* _PROBLEM DETAILS_
Using the data below, repeat all of it precisely.

>>>

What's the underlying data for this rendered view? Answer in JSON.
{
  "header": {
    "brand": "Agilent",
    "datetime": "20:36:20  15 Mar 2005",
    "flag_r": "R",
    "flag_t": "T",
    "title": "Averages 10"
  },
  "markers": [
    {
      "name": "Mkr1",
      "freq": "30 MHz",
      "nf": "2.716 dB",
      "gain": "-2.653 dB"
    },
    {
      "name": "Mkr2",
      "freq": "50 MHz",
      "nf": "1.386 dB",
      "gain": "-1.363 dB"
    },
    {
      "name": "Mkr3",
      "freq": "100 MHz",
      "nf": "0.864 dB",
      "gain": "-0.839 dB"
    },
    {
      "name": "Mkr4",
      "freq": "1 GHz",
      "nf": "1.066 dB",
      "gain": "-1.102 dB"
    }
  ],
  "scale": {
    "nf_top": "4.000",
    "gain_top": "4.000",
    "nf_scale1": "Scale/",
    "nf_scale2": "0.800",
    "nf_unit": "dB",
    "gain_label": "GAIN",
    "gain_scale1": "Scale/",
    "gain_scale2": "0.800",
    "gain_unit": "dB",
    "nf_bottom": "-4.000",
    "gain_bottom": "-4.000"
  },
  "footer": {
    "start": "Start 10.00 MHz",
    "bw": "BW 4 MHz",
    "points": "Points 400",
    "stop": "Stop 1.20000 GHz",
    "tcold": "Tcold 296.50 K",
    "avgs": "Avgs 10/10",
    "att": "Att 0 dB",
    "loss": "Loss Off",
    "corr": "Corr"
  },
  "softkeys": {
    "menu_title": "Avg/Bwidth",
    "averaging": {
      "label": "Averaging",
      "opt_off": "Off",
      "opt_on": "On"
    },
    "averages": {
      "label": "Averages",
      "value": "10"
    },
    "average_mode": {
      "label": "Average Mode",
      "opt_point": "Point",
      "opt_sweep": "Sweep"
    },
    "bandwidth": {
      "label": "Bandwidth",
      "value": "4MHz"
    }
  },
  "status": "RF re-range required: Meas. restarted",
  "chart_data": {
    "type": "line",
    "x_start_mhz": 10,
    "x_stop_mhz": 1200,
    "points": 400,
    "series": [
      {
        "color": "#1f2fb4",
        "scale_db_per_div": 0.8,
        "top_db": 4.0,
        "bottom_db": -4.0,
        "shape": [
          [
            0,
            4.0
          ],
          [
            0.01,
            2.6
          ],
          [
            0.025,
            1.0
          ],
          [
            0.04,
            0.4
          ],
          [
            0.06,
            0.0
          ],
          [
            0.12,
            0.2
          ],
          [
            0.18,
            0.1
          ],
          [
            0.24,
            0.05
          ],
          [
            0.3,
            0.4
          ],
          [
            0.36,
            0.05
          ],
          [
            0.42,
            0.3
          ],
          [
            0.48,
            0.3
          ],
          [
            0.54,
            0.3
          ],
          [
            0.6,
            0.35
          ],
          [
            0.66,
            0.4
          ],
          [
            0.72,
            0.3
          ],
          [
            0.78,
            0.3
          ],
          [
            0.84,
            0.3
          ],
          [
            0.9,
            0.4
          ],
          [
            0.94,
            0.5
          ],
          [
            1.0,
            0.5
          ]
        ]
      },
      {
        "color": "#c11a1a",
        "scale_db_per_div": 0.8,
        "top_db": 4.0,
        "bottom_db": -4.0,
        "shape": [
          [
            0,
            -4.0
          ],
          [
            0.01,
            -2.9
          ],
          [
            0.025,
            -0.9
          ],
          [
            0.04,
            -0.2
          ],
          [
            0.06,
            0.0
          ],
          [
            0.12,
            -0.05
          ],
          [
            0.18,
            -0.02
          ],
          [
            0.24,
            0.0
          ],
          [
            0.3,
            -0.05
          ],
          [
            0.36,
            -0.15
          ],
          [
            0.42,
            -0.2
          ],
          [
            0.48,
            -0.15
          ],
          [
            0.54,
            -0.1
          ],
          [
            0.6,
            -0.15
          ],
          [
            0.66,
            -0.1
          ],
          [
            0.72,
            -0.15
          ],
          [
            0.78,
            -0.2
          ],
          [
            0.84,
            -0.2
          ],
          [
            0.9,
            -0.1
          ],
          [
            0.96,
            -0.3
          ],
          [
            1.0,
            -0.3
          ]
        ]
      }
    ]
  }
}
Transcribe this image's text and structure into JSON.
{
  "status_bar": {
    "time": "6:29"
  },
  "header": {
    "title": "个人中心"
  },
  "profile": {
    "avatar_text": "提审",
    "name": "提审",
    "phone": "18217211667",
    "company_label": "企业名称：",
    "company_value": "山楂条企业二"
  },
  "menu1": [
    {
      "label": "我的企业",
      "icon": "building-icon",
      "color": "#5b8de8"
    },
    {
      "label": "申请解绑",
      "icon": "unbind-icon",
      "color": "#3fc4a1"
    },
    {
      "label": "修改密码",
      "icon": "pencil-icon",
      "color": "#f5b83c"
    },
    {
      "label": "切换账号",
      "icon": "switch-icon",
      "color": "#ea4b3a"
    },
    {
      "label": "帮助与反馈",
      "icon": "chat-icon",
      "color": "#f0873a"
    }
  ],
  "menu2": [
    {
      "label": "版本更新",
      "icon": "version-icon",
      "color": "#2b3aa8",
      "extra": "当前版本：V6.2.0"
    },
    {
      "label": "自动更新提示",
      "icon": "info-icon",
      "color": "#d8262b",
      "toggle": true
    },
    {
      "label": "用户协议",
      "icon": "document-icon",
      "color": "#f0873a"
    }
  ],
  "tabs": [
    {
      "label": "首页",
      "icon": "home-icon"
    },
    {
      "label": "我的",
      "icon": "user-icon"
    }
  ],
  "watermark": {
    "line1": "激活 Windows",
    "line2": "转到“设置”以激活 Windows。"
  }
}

<<<

* _WORKED SOLUTION_
What's the underlying data for this rendered view? Answer in JSON.
{
  "header": {
    "brand": "Agilent",
    "datetime": "20:36:20  15 Mar 2005",
    "flag_r": "R",
    "flag_t": "T",
    "title": "Averages 10"
  },
  "markers": [
    {
      "name": "Mkr1",
      "freq": "30 MHz",
      "nf": "2.716 dB",
      "gain": "-2.653 dB"
    },
    {
      "name": "Mkr2",
      "freq": "50 MHz",
      "nf": "1.386 dB",
      "gain": "-1.363 dB"
    },
    {
      "name": "Mkr3",
      "freq": "100 MHz",
      "nf": "0.864 dB",
      "gain": "-0.839 dB"
    },
    {
      "name": "Mkr4",
      "freq": "1 GHz",
      "nf": "1.066 dB",
      "gain": "-1.102 dB"
    }
  ],
  "scale": {
    "nf_top": "4.000",
    "gain_top": "4.000",
    "nf_scale1": "Scale/",
    "nf_scale2": "0.800",
    "nf_unit": "dB",
    "gain_label": "GAIN",
    "gain_scale1": "Scale/",
    "gain_scale2": "0.800",
    "gain_unit": "dB",
    "nf_bottom": "-4.000",
    "gain_bottom": "-4.000"
  },
  "footer": {
    "start": "Start 10.00 MHz",
    "bw": "BW 4 MHz",
    "points": "Points 400",
    "stop": "Stop 1.20000 GHz",
    "tcold": "Tcold 296.50 K",
    "avgs": "Avgs 10/10",
    "att": "Att 0 dB",
    "loss": "Loss Off",
    "corr": "Corr"
  },
  "softkeys": {
    "menu_title": "Avg/Bwidth",
    "averaging": {
      "label": "Averaging",
      "opt_off": "Off",
      "opt_on": "On"
    },
    "averages": {
      "label": "Averages",
      "value": "10"
    },
    "average_mode": {
      "label": "Average Mode",
      "opt_point": "Point",
      "opt_sweep": "Sweep"
    },
    "bandwidth": {
      "label": "Bandwidth",
      "value": "4MHz"
    }
  },
  "status": "RF re-range required: Meas. restarted",
  "chart_data": {
    "type": "line",
    "x_start_mhz": 10,
    "x_stop_mhz": 1200,
    "points": 400,
    "series": [
      {
        "color": "#1f2fb4",
        "scale_db_per_div": 0.8,
        "top_db": 4.0,
        "bottom_db": -4.0,
        "shape": [
          [
            0,
            4.0
          ],
          [
            0.01,
            2.6
          ],
          [
            0.025,
            1.0
          ],
          [
            0.04,
            0.4
          ],
          [
            0.06,
            0.0
          ],
          [
            0.12,
            0.2
          ],
          [
            0.18,
            0.1
          ],
          [
            0.24,
            0.05
          ],
          [
            0.3,
            0.4
          ],
          [
            0.36,
            0.05
          ],
          [
            0.42,
            0.3
          ],
          [
            0.48,
            0.3
          ],
          [
            0.54,
            0.3
          ],
          [
            0.6,
            0.35
          ],
          [
            0.66,
            0.4
          ],
          [
            0.72,
            0.3
          ],
          [
            0.78,
            0.3
          ],
          [
            0.84,
            0.3
          ],
          [
            0.9,
            0.4
          ],
          [
            0.94,
            0.5
          ],
          [
            1.0,
            0.5
          ]
        ]
      },
      {
        "color": "#c11a1a",
        "scale_db_per_div": 0.8,
        "top_db": 4.0,
        "bottom_db": -4.0,
        "shape": [
          [
            0,
            -4.0
          ],
          [
            0.01,
            -2.9
          ],
          [
            0.025,
            -0.9
          ],
          [
            0.04,
            -0.2
          ],
          [
            0.06,
            0.0
          ],
          [
            0.12,
            -0.05
          ],
          [
            0.18,
            -0.02
          ],
          [
            0.24,
            0.0
          ],
          [
            0.3,
            -0.05
          ],
          [
            0.36,
            -0.15
          ],
          [
            0.42,
            -0.2
          ],
          [
            0.48,
            -0.15
          ],
          [
            0.54,
            -0.1
          ],
          [
            0.6,
            -0.15
          ],
          [
            0.66,
            -0.1
          ],
          [
            0.72,
            -0.15
          ],
          [
            0.78,
            -0.2
          ],
          [
            0.84,
            -0.2
          ],
          [
            0.9,
            -0.1
          ],
          [
            0.96,
            -0.3
          ],
          [
            1.0,
            -0.3
          ]
        ]
      }
    ]
  }
}
Transcribe this image's text and structure into JSON.
{
  "status_bar": {
    "time": "6:29"
  },
  "header": {
    "title": "个人中心"
  },
  "profile": {
    "avatar_text": "提审",
    "name": "提审",
    "phone": "18217211667",
    "company_label": "企业名称：",
    "company_value": "山楂条企业二"
  },
  "menu1": [
    {
      "label": "我的企业",
      "icon": "building-icon",
      "color": "#5b8de8"
    },
    {
      "label": "申请解绑",
      "icon": "unbind-icon",
      "color": "#3fc4a1"
    },
    {
      "label": "修改密码",
      "icon": "pencil-icon",
      "color": "#f5b83c"
    },
    {
      "label": "切换账号",
      "icon": "switch-icon",
      "color": "#ea4b3a"
    },
    {
      "label": "帮助与反馈",
      "icon": "chat-icon",
      "color": "#f0873a"
    }
  ],
  "menu2": [
    {
      "label": "版本更新",
      "icon": "version-icon",
      "color": "#2b3aa8",
      "extra": "当前版本：V6.2.0"
    },
    {
      "label": "自动更新提示",
      "icon": "info-icon",
      "color": "#d8262b",
      "toggle": true
    },
    {
      "label": "用户协议",
      "icon": "document-icon",
      "color": "#f0873a"
    }
  ],
  "tabs": [
    {
      "label": "首页",
      "icon": "home-icon"
    },
    {
      "label": "我的",
      "icon": "user-icon"
    }
  ],
  "watermark": {
    "line1": "激活 Windows",
    "line2": "转到“设置”以激活 Windows。"
  }
}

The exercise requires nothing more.